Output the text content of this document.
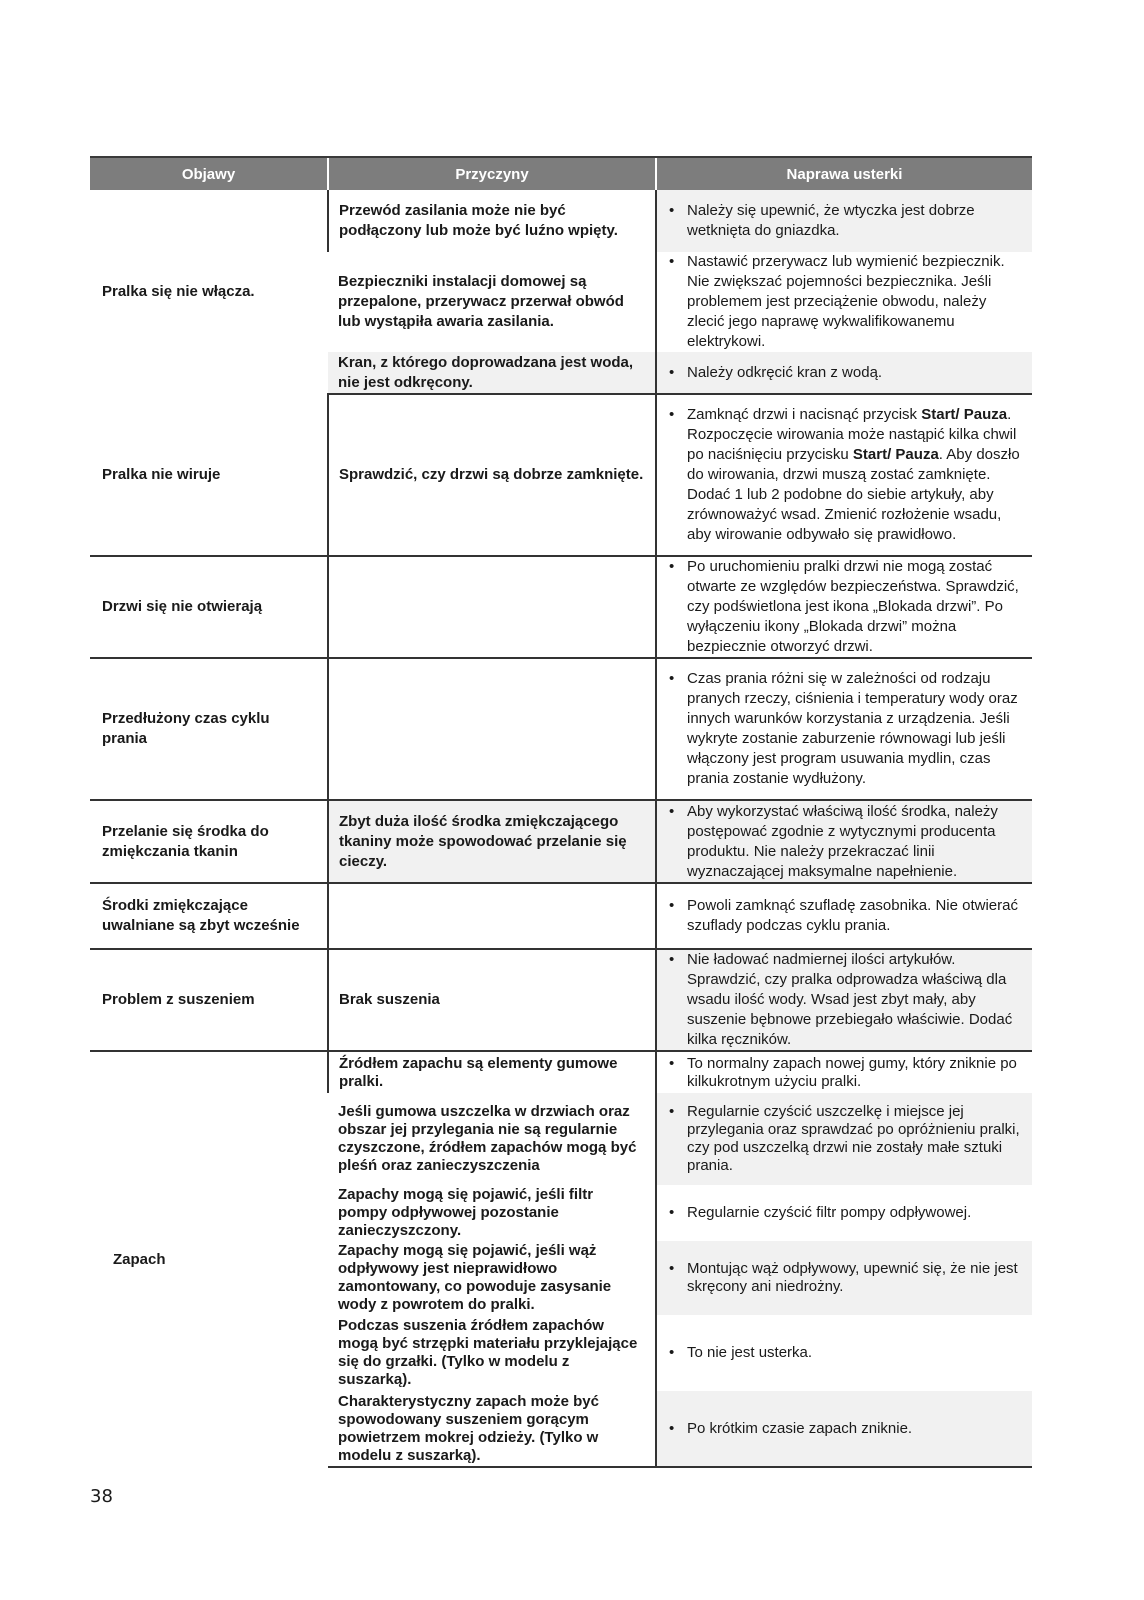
Objawy	Przyczyny	Naprawa usterki
Pralka się nie włącza.	Przewód zasilania może nie być podłączony lub może być luźno wpięty.	• Należy się upewnić, że wtyczka jest dobrze wetknięta do gniazdka.
	Bezpieczniki instalacji domowej są przepalone, przerywacz przerwał obwód lub wystąpiła awaria zasilania.	• Nastawić przerywacz lub wymienić bezpiecznik. Nie zwiększać pojemności bezpiecznika. Jeśli problemem jest przeciążenie obwodu, należy zlecić jego naprawę wykwalifikowanemu elektrykowi.
	Kran, z którego doprowadzana jest woda, nie jest odkręcony.	• Należy odkręcić kran z wodą.
Pralka nie wiruje	Sprawdzić, czy drzwi są dobrze zamknięte.	• Zamknąć drzwi i nacisnąć przycisk Start/ Pauza. Rozpoczęcie wirowania może nastąpić kilka chwil po naciśnięciu przycisku Start/ Pauza. Aby doszło do wirowania, drzwi muszą zostać zamknięte. Dodać 1 lub 2 podobne do siebie artykuły, aby zrównoważyć wsad. Zmienić rozłożenie wsadu, aby wirowanie odbywało się prawidłowo.
Drzwi się nie otwierają		• Po uruchomieniu pralki drzwi nie mogą zostać otwarte ze względów bezpieczeństwa. Sprawdzić, czy podświetlona jest ikona „Blokada drzwi”. Po wyłączeniu ikony „Blokada drzwi” można bezpiecznie otworzyć drzwi.
Przedłużony czas cyklu prania		• Czas prania różni się w zależności od rodzaju pranych rzeczy, ciśnienia i temperatury wody oraz innych warunków korzystania z urządzenia. Jeśli wykryte zostanie zaburzenie równowagi lub jeśli włączony jest program usuwania mydlin, czas prania zostanie wydłużony.
Przelanie się środka do zmiękczania tkanin	Zbyt duża ilość środka zmiękczającego tkaniny może spowodować przelanie się cieczy.	• Aby wykorzystać właściwą ilość środka, należy postępować zgodnie z wytycznymi producenta produktu. Nie należy przekraczać linii wyznaczającej maksymalne napełnienie.
Środki zmiękczające uwalniane są zbyt wcześnie		• Powoli zamknąć szufladę zasobnika. Nie otwierać szuflady podczas cyklu prania.
Problem z suszeniem	Brak suszenia	• Nie ładować nadmiernej ilości artykułów. Sprawdzić, czy pralka odprowadza właściwą dla wsadu ilość wody. Wsad jest zbyt mały, aby suszenie bębnowe przebiegało właściwie. Dodać kilka ręczników.
Zapach	Źródłem zapachu są elementy gumowe pralki.	• To normalny zapach nowej gumy, który zniknie po kilkukrotnym użyciu pralki.
	Jeśli gumowa uszczelka w drzwiach oraz obszar jej przylegania nie są regularnie czyszczone, źródłem zapachów mogą być pleśń oraz zanieczyszczenia	• Regularnie czyścić uszczelkę i miejsce jej przylegania oraz sprawdzać po opróżnieniu pralki, czy pod uszczelką drzwi nie zostały małe sztuki prania.
	Zapachy mogą się pojawić, jeśli filtr pompy odpływowej pozostanie zanieczyszczony.	• Regularnie czyścić filtr pompy odpływowej.
	Zapachy mogą się pojawić, jeśli wąż odpływowy jest nieprawidłowo zamontowany, co powoduje zasysanie wody z powrotem do pralki.	• Montując wąż odpływowy, upewnić się, że nie jest skręcony ani niedrożny.
	Podczas suszenia źródłem zapachów mogą być strzępki materiału przyklejające się do grzałki. (Tylko w modelu z suszarką).	• To nie jest usterka.
	Charakterystyczny zapach może być spowodowany suszeniem gorącym powietrzem mokrej odzieży. (Tylko w modelu z suszarką).	• Po krótkim czasie zapach zniknie.
38
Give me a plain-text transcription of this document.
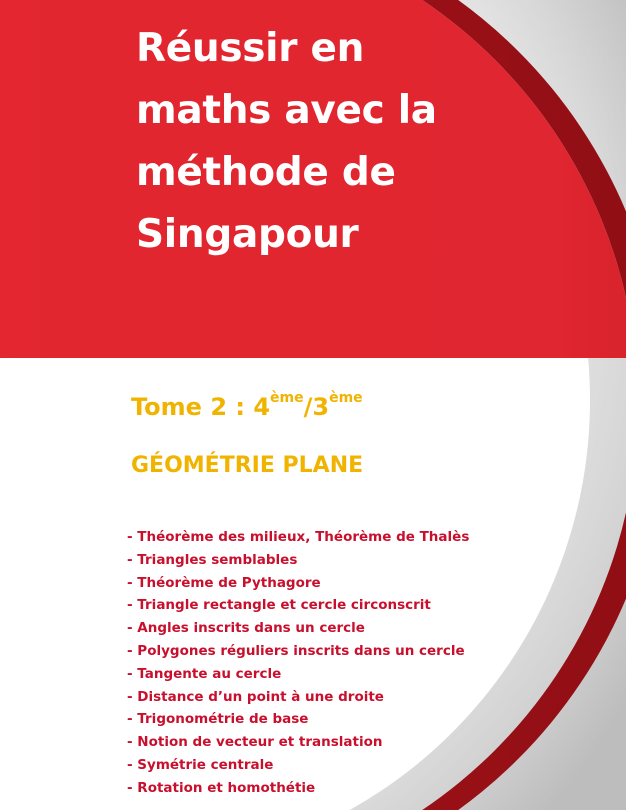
Réussir en
maths avec la
méthode de
Singapour
Tome 2 : 4ème/3ème
GÉOMÉTRIE PLANE
- Théorème des milieux, Théorème de Thalès
- Triangles semblables
- Théorème de Pythagore
- Triangle rectangle et cercle circonscrit
- Angles inscrits dans un cercle
- Polygones réguliers inscrits dans un cercle
- Tangente au cercle
- Distance d’un point à une droite
- Trigonométrie de base
- Notion de vecteur et translation
- Symétrie centrale
- Rotation et homothétie
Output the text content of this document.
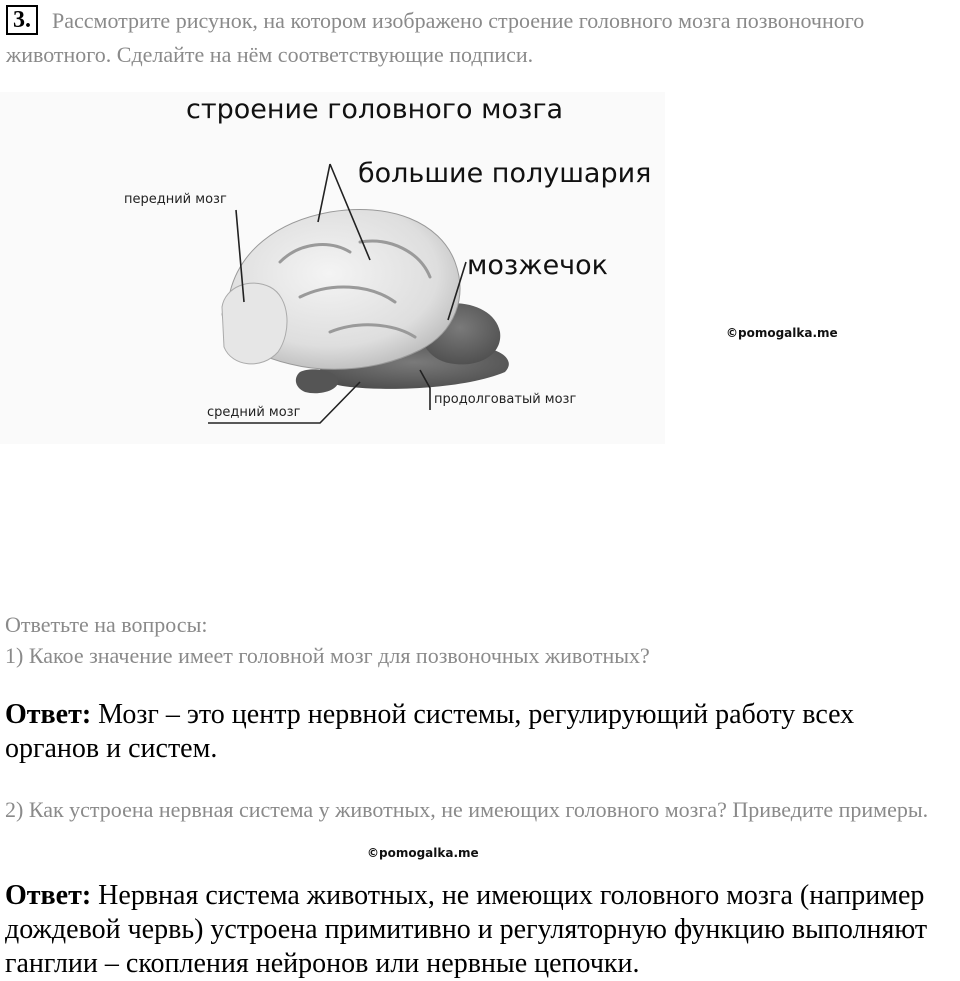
3. Рассмотрите рисунок, на котором изображено строение головного мозга позвоночного животного. Сделайте на нём соответствующие подписи.
строение головного мозга
большие полушария
мозжечок
передний мозг
средний мозг
продолговатый мозг
©pomogalka.me
Ответьте на вопросы:
1) Какое значение имеет головной мозг для позвоночных животных?
Ответ: Мозг – это центр нервной системы, регулирующий работу всех органов и систем.
2) Как устроена нервная система у животных, не имеющих головного мозга? Приведите примеры.
©pomogalka.me
Ответ: Нервная система животных, не имеющих головного мозга (например дождевой червь) устроена примитивно и регуляторную функцию выполняют ганглии – скопления нейронов или нервные цепочки.
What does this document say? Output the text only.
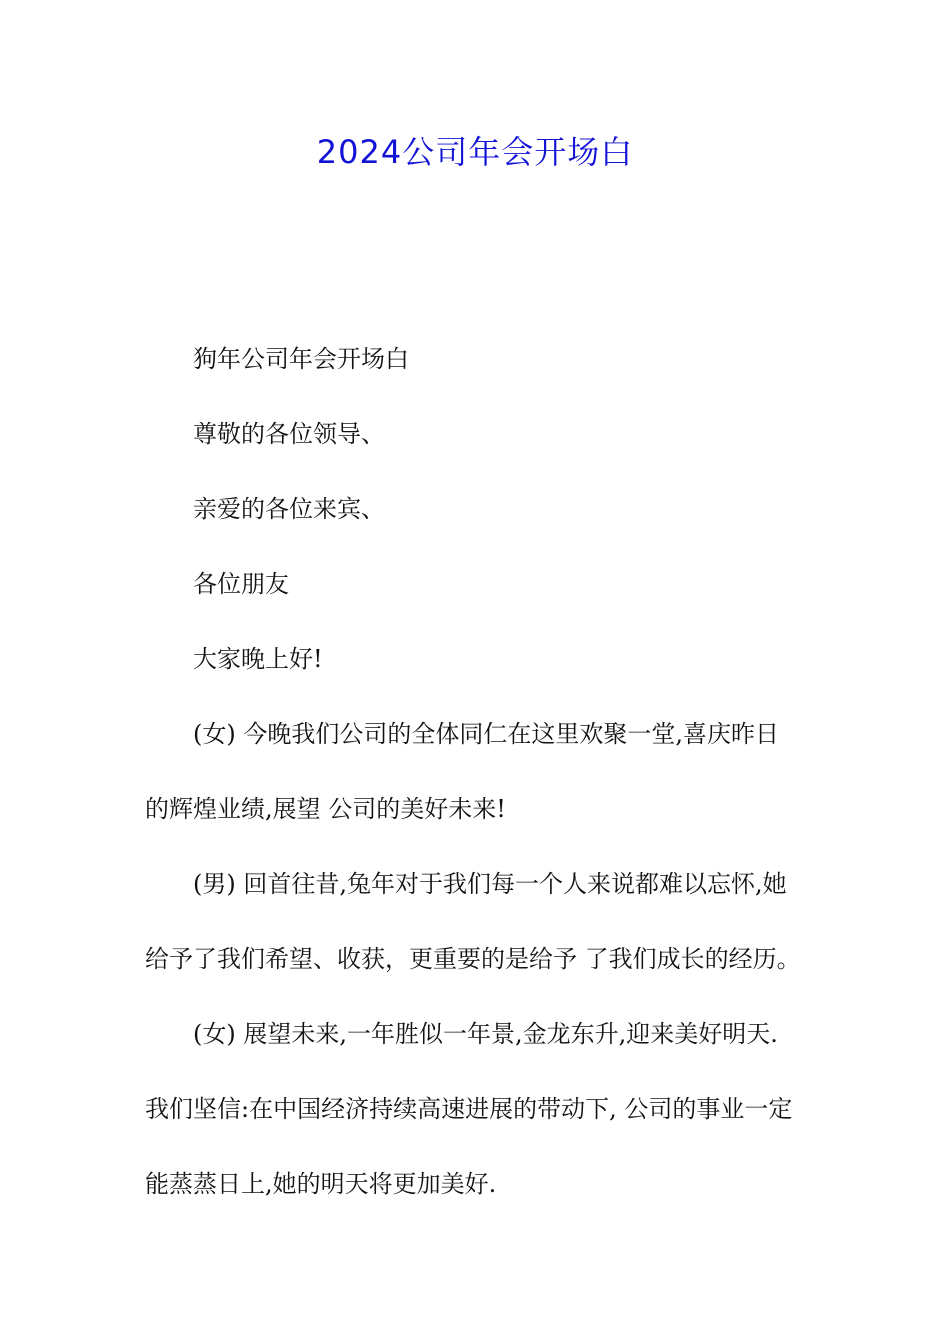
2024公司年会开场白

狗年公司年会开场白

尊敬的各位领导、

亲爱的各位来宾、

各位朋友

大家晚上好!

(女) 今晚我们公司的全体同仁在这里欢聚一堂,喜庆昨日

的辉煌业绩,展望 公司的美好未来!

(男) 回首往昔,兔年对于我们每一个人来说都难以忘怀,她

给予了我们希望、收获，更重要的是给予 了我们成长的经历。

(女) 展望未来,一年胜似一年景,金龙东升,迎来美好明天.

我们坚信:在中国经济持续高速进展的带动下, 公司的事业一定

能蒸蒸日上,她的明天将更加美好.
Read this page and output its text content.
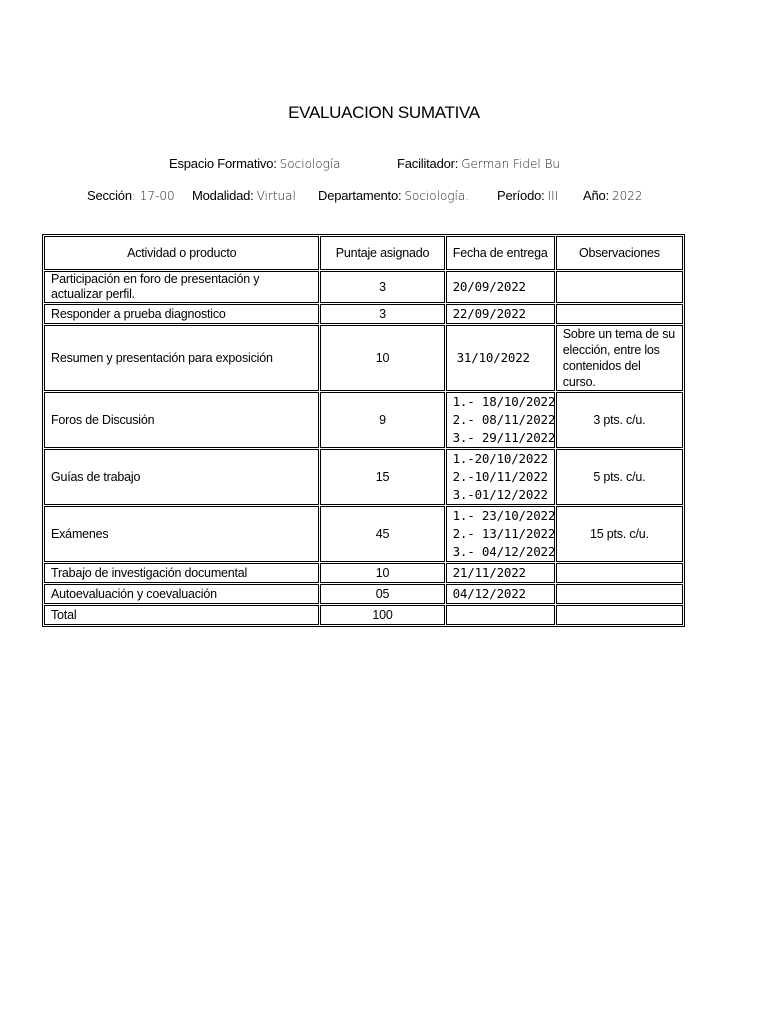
EVALUACION SUMATIVA
Espacio Formativo: Sociología	Facilitador: German Fidel Bu
Sección: 17-00 Modalidad: Virtual Departamento: Sociología. Período: III Año: 2022
Actividad o producto	Puntaje asignado	Fecha de entrega	Observaciones
Participación en foro de presentación y actualizar perfil.	3	20/09/2022	

Responder a prueba diagnostico	3	22/09/2022	

Resumen y presentación para exposición	10	31/10/2022	Sobre un tema de su elección, entre los contenidos del curso.
Foros de Discusión	9	1.- 18/10/2022
2.- 08/11/2022
3.- 29/11/2022	3 pts. c/u.
Guías de trabajo	15	1.-20/10/2022
2.-10/11/2022
3.-01/12/2022	5 pts. c/u.
Exámenes	45	1.- 23/10/2022
2.- 13/11/2022
3.- 04/12/2022	15 pts. c/u.
Trabajo de investigación documental	10	21/11/2022	

Autoevaluación y coevaluación	05	04/12/2022	

Total	100		
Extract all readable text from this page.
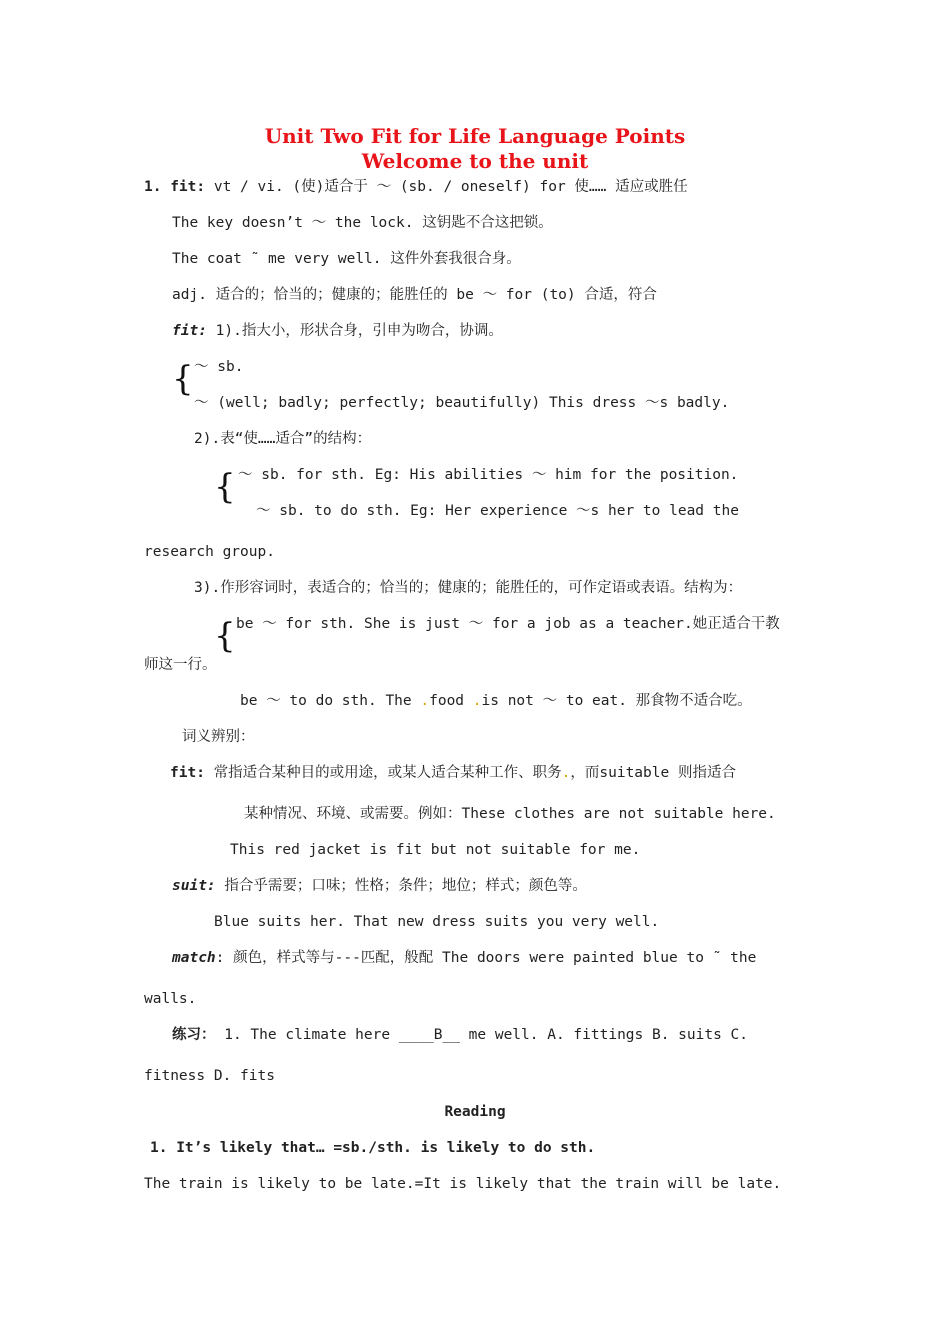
Unit Two Fit for Life Language Points
Welcome to the unit
1. fit: vt / vi. (使)适合于 ～ (sb. / oneself) for 使…… 适应或胜任
The key doesn’t ～ the lock. 这钥匙不合这把锁。
The coat ˜ me very well. 这件外套我很合身。
adj. 适合的；恰当的；健康的；能胜任的 be ～ for (to) 合适，符合
fit: 1).指大小，形状合身，引申为吻合，协调。
{ ～ sb.
～ (well; badly; perfectly; beautifully) This dress ～s badly.
2).表“使……适合”的结构：
{ ～ sb. for sth. Eg: His abilities ～ him for the position.
～ sb. to do sth. Eg: Her experience ～s her to lead the
research group.
3).作形容词时，表适合的；恰当的；健康的；能胜任的，可作定语或表语。结构为：
{ be ～ for sth. She is just ～ for a job as a teacher.她正适合干教
师这一行。
be ～ to do sth. The .food .is not ～ to eat. 那食物不适合吃。
词义辨别：
fit: 常指适合某种目的或用途，或某人适合某种工作、职务.，而suitable 则指适合
某种情况、环境、或需要。例如：These clothes are not suitable here.
This red jacket is fit but not suitable for me.
suit: 指合乎需要；口味；性格；条件；地位；样式；颜色等。
Blue suits her. That new dress suits you very well.
match: 颜色，样式等与---匹配，般配 The doors were painted blue to ˜ the
walls.
练习： 1. The climate here ____B__ me well. A. fittings B. suits C.
fitness D. fits
Reading
1. It’s likely that… =sb./sth. is likely to do sth.
The train is likely to be late.=It is likely that the train will be late.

# # # # #

PROBLEM REQUIREMENTS: Using the records above, select and copy every line that has the word "well".

EXERCISE RESULT:
The coat ˜ me very well. 这件外套我很合身。
～ (well; badly; perfectly; beautifully) This dress ～s badly.
Blue suits her. That new dress suits you very well.
练习： 1. The climate here ____B__ me well. A. fittings B. suits C.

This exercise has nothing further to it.